--- START ---

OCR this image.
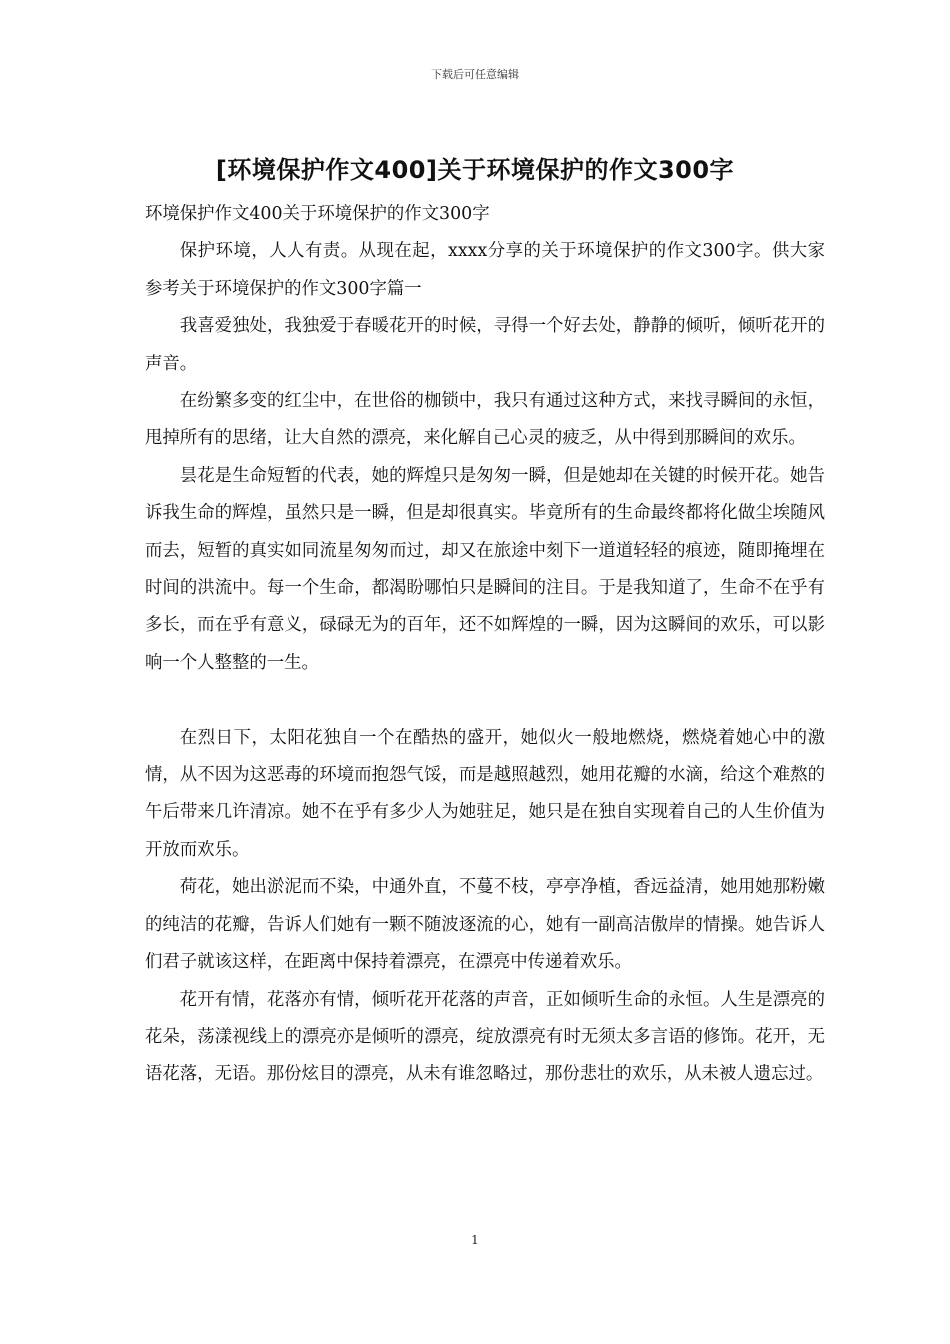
下载后可任意编辑
[环境保护作文400]关于环境保护的作文300字

环境保护作文400关于环境保护的作文300字

保护环境，人人有责。从现在起，xxxx分享的关于环境保护的作文300字。供大家参考关于环境保护的作文300字篇一

我喜爱独处，我独爱于春暖花开的时候，寻得一个好去处，静静的倾听，倾听花开的声音。

在纷繁多变的红尘中，在世俗的枷锁中，我只有通过这种方式，来找寻瞬间的永恒，甩掉所有的思绪，让大自然的漂亮，来化解自己心灵的疲乏，从中得到那瞬间的欢乐。

昙花是生命短暂的代表，她的辉煌只是匆匆一瞬，但是她却在关键的时候开花。她告诉我生命的辉煌，虽然只是一瞬，但是却很真实。毕竟所有的生命最终都将化做尘埃随风而去，短暂的真实如同流星匆匆而过，却又在旅途中刻下一道道轻轻的痕迹，随即掩埋在时间的洪流中。每一个生命，都渴盼哪怕只是瞬间的注目。于是我知道了，生命不在乎有多长，而在乎有意义，碌碌无为的百年，还不如辉煌的一瞬，因为这瞬间的欢乐，可以影响一个人整整的一生。

在烈日下，太阳花独自一个在酷热的盛开，她似火一般地燃烧，燃烧着她心中的激情，从不因为这恶毒的环境而抱怨气馁，而是越照越烈，她用花瓣的水滴，给这个难熬的午后带来几许清凉。她不在乎有多少人为她驻足，她只是在独自实现着自己的人生价值为开放而欢乐。

荷花，她出淤泥而不染，中通外直，不蔓不枝，亭亭净植，香远益清，她用她那粉嫩的纯洁的花瓣，告诉人们她有一颗不随波逐流的心，她有一副高洁傲岸的情操。她告诉人们君子就该这样，在距离中保持着漂亮，在漂亮中传递着欢乐。

花开有情，花落亦有情，倾听花开花落的声音，正如倾听生命的永恒。人生是漂亮的花朵，荡漾视线上的漂亮亦是倾听的漂亮，绽放漂亮有时无须太多言语的修饰。花开，无语花落，无语。那份炫目的漂亮，从未有谁忽略过，那份悲壮的欢乐，从未被人遗忘过。

1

--- END ---

■ Your objective
Leave out the pictures and retype every line above exactly.

■ Result of this exercise
OCR this image.
下载后可任意编辑
[环境保护作文400]关于环境保护的作文300字

环境保护作文400关于环境保护的作文300字

保护环境，人人有责。从现在起，xxxx分享的关于环境保护的作文300字。供大家参考关于环境保护的作文300字篇一

我喜爱独处，我独爱于春暖花开的时候，寻得一个好去处，静静的倾听，倾听花开的声音。

在纷繁多变的红尘中，在世俗的枷锁中，我只有通过这种方式，来找寻瞬间的永恒，甩掉所有的思绪，让大自然的漂亮，来化解自己心灵的疲乏，从中得到那瞬间的欢乐。

昙花是生命短暂的代表，她的辉煌只是匆匆一瞬，但是她却在关键的时候开花。她告诉我生命的辉煌，虽然只是一瞬，但是却很真实。毕竟所有的生命最终都将化做尘埃随风而去，短暂的真实如同流星匆匆而过，却又在旅途中刻下一道道轻轻的痕迹，随即掩埋在时间的洪流中。每一个生命，都渴盼哪怕只是瞬间的注目。于是我知道了，生命不在乎有多长，而在乎有意义，碌碌无为的百年，还不如辉煌的一瞬，因为这瞬间的欢乐，可以影响一个人整整的一生。

在烈日下，太阳花独自一个在酷热的盛开，她似火一般地燃烧，燃烧着她心中的激情，从不因为这恶毒的环境而抱怨气馁，而是越照越烈，她用花瓣的水滴，给这个难熬的午后带来几许清凉。她不在乎有多少人为她驻足，她只是在独自实现着自己的人生价值为开放而欢乐。

荷花，她出淤泥而不染，中通外直，不蔓不枝，亭亭净植，香远益清，她用她那粉嫩的纯洁的花瓣，告诉人们她有一颗不随波逐流的心，她有一副高洁傲岸的情操。她告诉人们君子就该这样，在距离中保持着漂亮，在漂亮中传递着欢乐。

花开有情，花落亦有情，倾听花开花落的声音，正如倾听生命的永恒。人生是漂亮的花朵，荡漾视线上的漂亮亦是倾听的漂亮，绽放漂亮有时无须太多言语的修饰。花开，无语花落，无语。那份炫目的漂亮，从未有谁忽略过，那份悲壮的欢乐，从未被人遗忘过。

1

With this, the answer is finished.